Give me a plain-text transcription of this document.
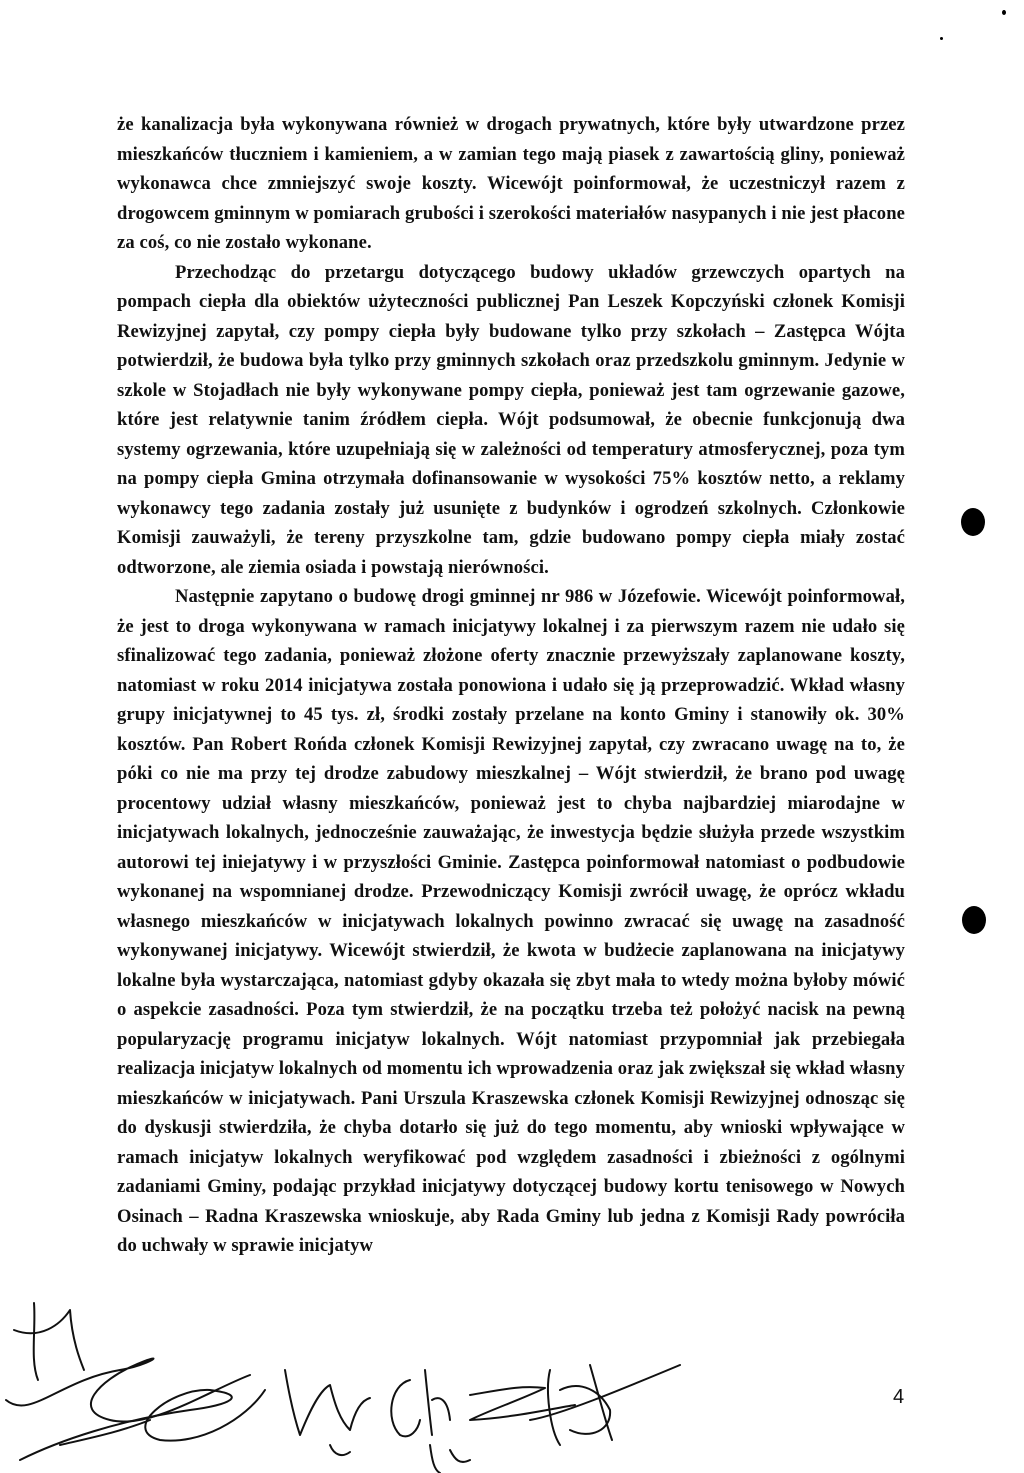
że kanalizacja była wykonywana również w drogach prywatnych, które były utwardzone przez mieszkańców tłuczniem i kamieniem, a w zamian tego mają piasek z zawartością gliny, ponieważ wykonawca chce zmniejszyć swoje koszty. Wicewójt poinformował, że uczestniczył razem z drogowcem gminnym w pomiarach grubości i szerokości materiałów nasypanych i nie jest płacone za coś, co nie zostało wykonane.

Przechodząc do przetargu dotyczącego budowy układów grzewczych opartych na pompach ciepła dla obiektów użyteczności publicznej Pan Leszek Kopczyński członek Komisji Rewizyjnej zapytał, czy pompy ciepła były budowane tylko przy szkołach – Zastępca Wójta potwierdził, że budowa była tylko przy gminnych szkołach oraz przedszkolu gminnym. Jedynie w szkole w Stojadłach nie były wykonywane pompy ciepła, ponieważ jest tam ogrzewanie gazowe, które jest relatywnie tanim źródłem ciepła. Wójt podsumował, że obecnie funkcjonują dwa systemy ogrzewania, które uzupełniają się w zależności od temperatury atmosferycznej, poza tym na pompy ciepła Gmina otrzymała dofinansowanie w wysokości 75% kosztów netto, a reklamy wykonawcy tego zadania zostały już usunięte z budynków i ogrodzeń szkolnych. Członkowie Komisji zauważyli, że tereny przyszkolne tam, gdzie budowano pompy ciepła miały zostać odtworzone, ale ziemia osiada i powstają nierówności.

Następnie zapytano o budowę drogi gminnej nr 986 w Józefowie. Wicewójt poinformował, że jest to droga wykonywana w ramach inicjatywy lokalnej i za pierwszym razem nie udało się sfinalizować tego zadania, ponieważ złożone oferty znacznie przewyższały zaplanowane koszty, natomiast w roku 2014 inicjatywa została ponowiona i udało się ją przeprowadzić. Wkład własny grupy inicjatywnej to 45 tys. zł, środki zostały przelane na konto Gminy i stanowiły ok. 30% kosztów. Pan Robert Rońda członek Komisji Rewizyjnej zapytał, czy zwracano uwagę na to, że póki co nie ma przy tej drodze zabudowy mieszkalnej – Wójt stwierdził, że brano pod uwagę procentowy udział własny mieszkańców, ponieważ jest to chyba najbardziej miarodajne w inicjatywach lokalnych, jednocześnie zauważając, że inwestycja będzie służyła przede wszystkim autorowi tej iniejatywy i w przyszłości Gminie. Zastępca poinformował natomiast o podbudowie wykonanej na wspomnianej drodze. Przewodniczący Komisji zwrócił uwagę, że oprócz wkładu własnego mieszkańców w inicjatywach lokalnych powinno zwracać się uwagę na zasadność wykonywanej inicjatywy. Wicewójt stwierdził, że kwota w budżecie zaplanowana na inicjatywy lokalne była wystarczająca, natomiast gdyby okazała się zbyt mała to wtedy można byłoby mówić o aspekcie zasadności. Poza tym stwierdził, że na początku trzeba też położyć nacisk na pewną popularyzację programu inicjatyw lokalnych. Wójt natomiast przypomniał jak przebiegała realizacja inicjatyw lokalnych od momentu ich wprowadzenia oraz jak zwiększał się wkład własny mieszkańców w inicjatywach. Pani Urszula Kraszewska członek Komisji Rewizyjnej odnosząc się do dyskusji stwierdziła, że chyba dotarło się już do tego momentu, aby wnioski wpływające w ramach inicjatyw lokalnych weryfikować pod względem zasadności i zbieżności z ogólnymi zadaniami Gminy, podając przykład inicjatywy dotyczącej budowy kortu tenisowego w Nowych Osinach – Radna Kraszewska wnioskuje, aby Rada Gminy lub jedna z Komisji Rady powróciła do uchwały w sprawie inicjatyw

4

▶ [Directions for this task]: Using the data above, write out every line exactly, leaving the images behind.

▶ [Solution for this exercise]:
Give me a plain-text transcription of this document.
że kanalizacja była wykonywana również w drogach prywatnych, które były utwardzone przez mieszkańców tłuczniem i kamieniem, a w zamian tego mają piasek z zawartością gliny, ponieważ wykonawca chce zmniejszyć swoje koszty. Wicewójt poinformował, że uczestniczył razem z drogowcem gminnym w pomiarach grubości i szerokości materiałów nasypanych i nie jest płacone za coś, co nie zostało wykonane.

Przechodząc do przetargu dotyczącego budowy układów grzewczych opartych na pompach ciepła dla obiektów użyteczności publicznej Pan Leszek Kopczyński członek Komisji Rewizyjnej zapytał, czy pompy ciepła były budowane tylko przy szkołach – Zastępca Wójta potwierdził, że budowa była tylko przy gminnych szkołach oraz przedszkolu gminnym. Jedynie w szkole w Stojadłach nie były wykonywane pompy ciepła, ponieważ jest tam ogrzewanie gazowe, które jest relatywnie tanim źródłem ciepła. Wójt podsumował, że obecnie funkcjonują dwa systemy ogrzewania, które uzupełniają się w zależności od temperatury atmosferycznej, poza tym na pompy ciepła Gmina otrzymała dofinansowanie w wysokości 75% kosztów netto, a reklamy wykonawcy tego zadania zostały już usunięte z budynków i ogrodzeń szkolnych. Członkowie Komisji zauważyli, że tereny przyszkolne tam, gdzie budowano pompy ciepła miały zostać odtworzone, ale ziemia osiada i powstają nierówności.

Następnie zapytano o budowę drogi gminnej nr 986 w Józefowie. Wicewójt poinformował, że jest to droga wykonywana w ramach inicjatywy lokalnej i za pierwszym razem nie udało się sfinalizować tego zadania, ponieważ złożone oferty znacznie przewyższały zaplanowane koszty, natomiast w roku 2014 inicjatywa została ponowiona i udało się ją przeprowadzić. Wkład własny grupy inicjatywnej to 45 tys. zł, środki zostały przelane na konto Gminy i stanowiły ok. 30% kosztów. Pan Robert Rońda członek Komisji Rewizyjnej zapytał, czy zwracano uwagę na to, że póki co nie ma przy tej drodze zabudowy mieszkalnej – Wójt stwierdził, że brano pod uwagę procentowy udział własny mieszkańców, ponieważ jest to chyba najbardziej miarodajne w inicjatywach lokalnych, jednocześnie zauważając, że inwestycja będzie służyła przede wszystkim autorowi tej iniejatywy i w przyszłości Gminie. Zastępca poinformował natomiast o podbudowie wykonanej na wspomnianej drodze. Przewodniczący Komisji zwrócił uwagę, że oprócz wkładu własnego mieszkańców w inicjatywach lokalnych powinno zwracać się uwagę na zasadność wykonywanej inicjatywy. Wicewójt stwierdził, że kwota w budżecie zaplanowana na inicjatywy lokalne była wystarczająca, natomiast gdyby okazała się zbyt mała to wtedy można byłoby mówić o aspekcie zasadności. Poza tym stwierdził, że na początku trzeba też położyć nacisk na pewną popularyzację programu inicjatyw lokalnych. Wójt natomiast przypomniał jak przebiegała realizacja inicjatyw lokalnych od momentu ich wprowadzenia oraz jak zwiększał się wkład własny mieszkańców w inicjatywach. Pani Urszula Kraszewska członek Komisji Rewizyjnej odnosząc się do dyskusji stwierdziła, że chyba dotarło się już do tego momentu, aby wnioski wpływające w ramach inicjatyw lokalnych weryfikować pod względem zasadności i zbieżności z ogólnymi zadaniami Gminy, podając przykład inicjatywy dotyczącej budowy kortu tenisowego w Nowych Osinach – Radna Kraszewska wnioskuje, aby Rada Gminy lub jedna z Komisji Rady powróciła do uchwały w sprawie inicjatyw

4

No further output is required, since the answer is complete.